- _INSTRUCTION_:
Could you rewrite every row below, swapping "item-heading" for "list-heading" wherever it appears and keeping everything else the same? Leave the pictures out of your answer.

Element location data
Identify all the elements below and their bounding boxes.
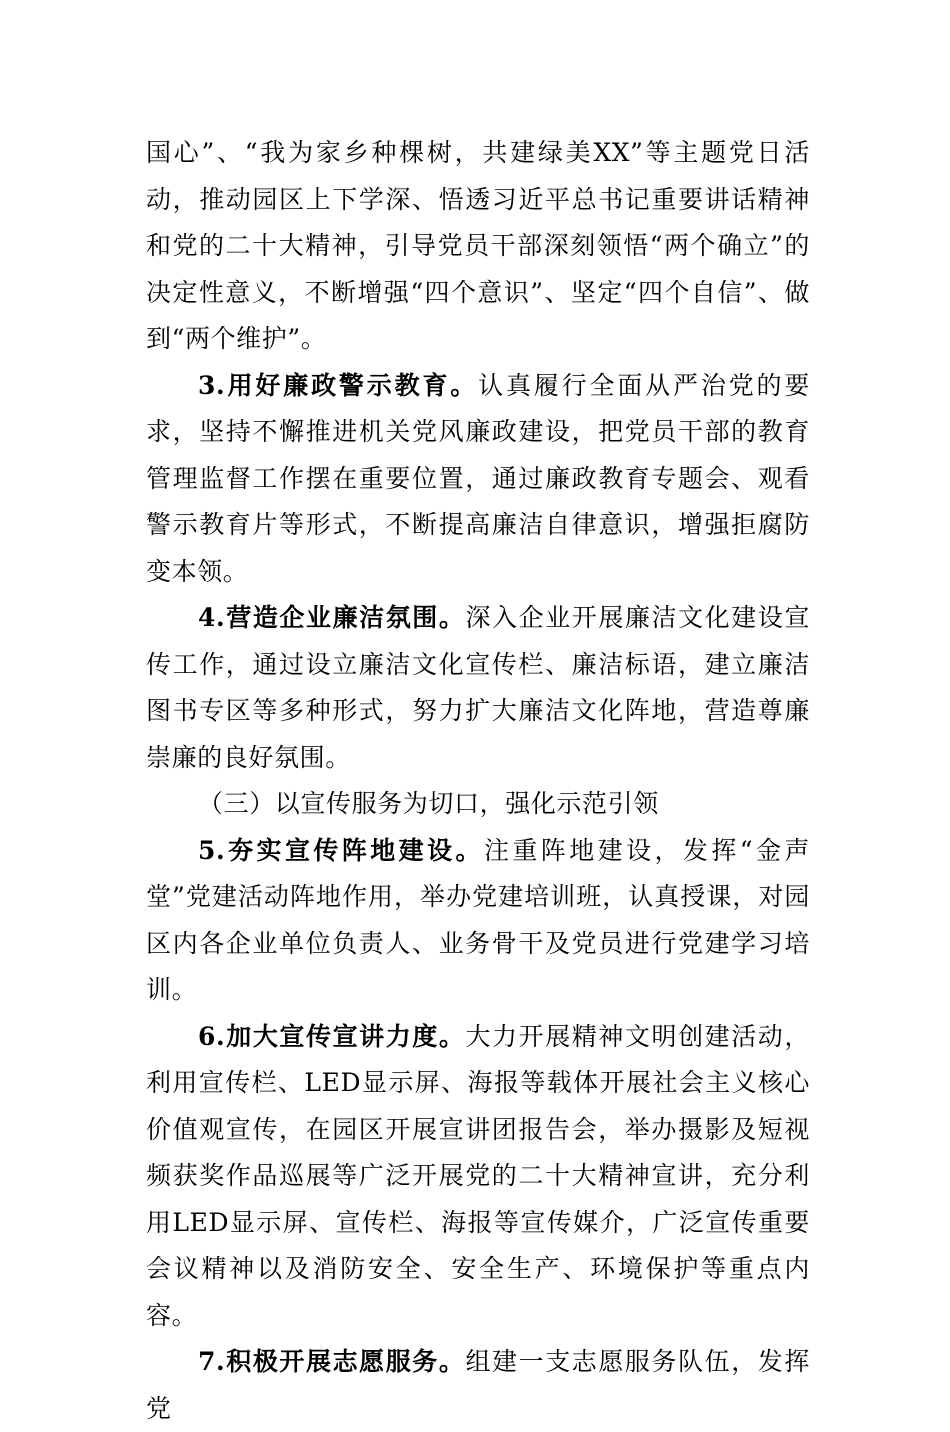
paragraph-item-6: [146, 1014, 810, 1340]
paragraph-text: 国心”、“我为家乡种棵树，共建绿美XX”等主题党日活动，推动园区上下学深、悟透习近平总书记重要讲话精神和党的二十大精神，引导党员干部深刻领悟“两个确立”的决定性意义，不断增强“四个意识”、坚定“四个自信”、做到“两个维护”。: [146, 138, 810, 353]
paragraph-text: 认真履行全面从严治党的要求，坚持不懈推进机关党风廉政建设，把党员干部的教育管理监督工作摆在重要位置，通过廉政教育专题会、观看警示教育片等形式，不断提高廉洁自律意识，增强拒腐防变本领。: [146, 370, 810, 586]
paragraph-continuation: [146, 130, 810, 363]
paragraph-item-4: [146, 595, 810, 781]
paragraph-item-5: [146, 828, 810, 1014]
paragraph-text: 组建一支志愿服务队伍，发挥党: [146, 1347, 810, 1423]
paragraph-text: 注重阵地建设，发挥“金声堂”党建活动阵地作用，举办党建培训班，认真授课，对园区内各企业单位负责人、业务骨干及党员进行党建学习培训。: [146, 835, 811, 1004]
paragraph-item-3: [146, 363, 810, 596]
section-heading: （三）以宣传服务为切口，强化示范引领: [198, 789, 659, 818]
document-body: [146, 130, 810, 1432]
paragraph-text: 大力开展精神文明创建活动，利用宣传栏、LED显示屏、海报等载体开展社会主义核心价值观宣传，在园区开展宣讲团报告会，举办摄影及短视频获奖作品巡展等广泛开展党的二十大精神宣讲，充分利用LED显示屏、宣传栏、海报等宣传媒介，广泛宣传重要会议精神以及消防安全、安全生产、环境保护等重点内容。: [146, 1021, 810, 1330]
item-heading: 3.用好廉政警示教育。: [198, 370, 479, 400]
paragraph-item-7: [146, 1339, 810, 1432]
item-heading: 6.加大宣传宣讲力度。: [198, 1021, 466, 1051]
paragraph-text: 深入企业开展廉洁文化建设宣传工作，通过设立廉洁文化宣传栏、廉洁标语，建立廉洁图书专区等多种形式，努力扩大廉洁文化阵地，营造尊廉崇廉的良好氛围。: [146, 603, 810, 772]
item-heading: 5.夯实宣传阵地建设。: [198, 835, 484, 865]
item-heading: 7.积极开展志愿服务。: [198, 1347, 466, 1376]
item-heading: 4.营造企业廉洁氛围。: [198, 603, 466, 632]
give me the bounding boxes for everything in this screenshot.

- _WRITTEN SOLUTION_:
Identify all the elements below and their bounding boxes.
paragraph-item-6: [146, 1014, 810, 1340]
paragraph-text: 国心”、“我为家乡种棵树，共建绿美XX”等主题党日活动，推动园区上下学深、悟透习近平总书记重要讲话精神和党的二十大精神，引导党员干部深刻领悟“两个确立”的决定性意义，不断增强“四个意识”、坚定“四个自信”、做到“两个维护”。: [146, 138, 810, 353]
paragraph-text: 认真履行全面从严治党的要求，坚持不懈推进机关党风廉政建设，把党员干部的教育管理监督工作摆在重要位置，通过廉政教育专题会、观看警示教育片等形式，不断提高廉洁自律意识，增强拒腐防变本领。: [146, 370, 810, 586]
paragraph-continuation: [146, 130, 810, 363]
paragraph-item-4: [146, 595, 810, 781]
paragraph-item-5: [146, 828, 810, 1014]
paragraph-text: 组建一支志愿服务队伍，发挥党: [146, 1347, 810, 1423]
paragraph-text: 注重阵地建设，发挥“金声堂”党建活动阵地作用，举办党建培训班，认真授课，对园区内各企业单位负责人、业务骨干及党员进行党建学习培训。: [146, 835, 811, 1004]
paragraph-item-3: [146, 363, 810, 596]
section-heading: （三）以宣传服务为切口，强化示范引领: [198, 789, 659, 818]
document-body: [146, 130, 810, 1432]
paragraph-text: 大力开展精神文明创建活动，利用宣传栏、LED显示屏、海报等载体开展社会主义核心价值观宣传，在园区开展宣讲团报告会，举办摄影及短视频获奖作品巡展等广泛开展党的二十大精神宣讲，充分利用LED显示屏、宣传栏、海报等宣传媒介，广泛宣传重要会议精神以及消防安全、安全生产、环境保护等重点内容。: [146, 1021, 810, 1330]
list-heading: 3.用好廉政警示教育。: [198, 370, 479, 400]
paragraph-item-7: [146, 1339, 810, 1432]
list-heading: 6.加大宣传宣讲力度。: [198, 1021, 466, 1051]
paragraph-text: 深入企业开展廉洁文化建设宣传工作，通过设立廉洁文化宣传栏、廉洁标语，建立廉洁图书专区等多种形式，努力扩大廉洁文化阵地，营造尊廉崇廉的良好氛围。: [146, 603, 810, 772]
list-heading: 5.夯实宣传阵地建设。: [198, 835, 484, 865]
list-heading: 7.积极开展志愿服务。: [198, 1347, 466, 1376]
list-heading: 4.营造企业廉洁氛围。: [198, 603, 466, 632]
give me the bounding boxes for everything in this screenshot.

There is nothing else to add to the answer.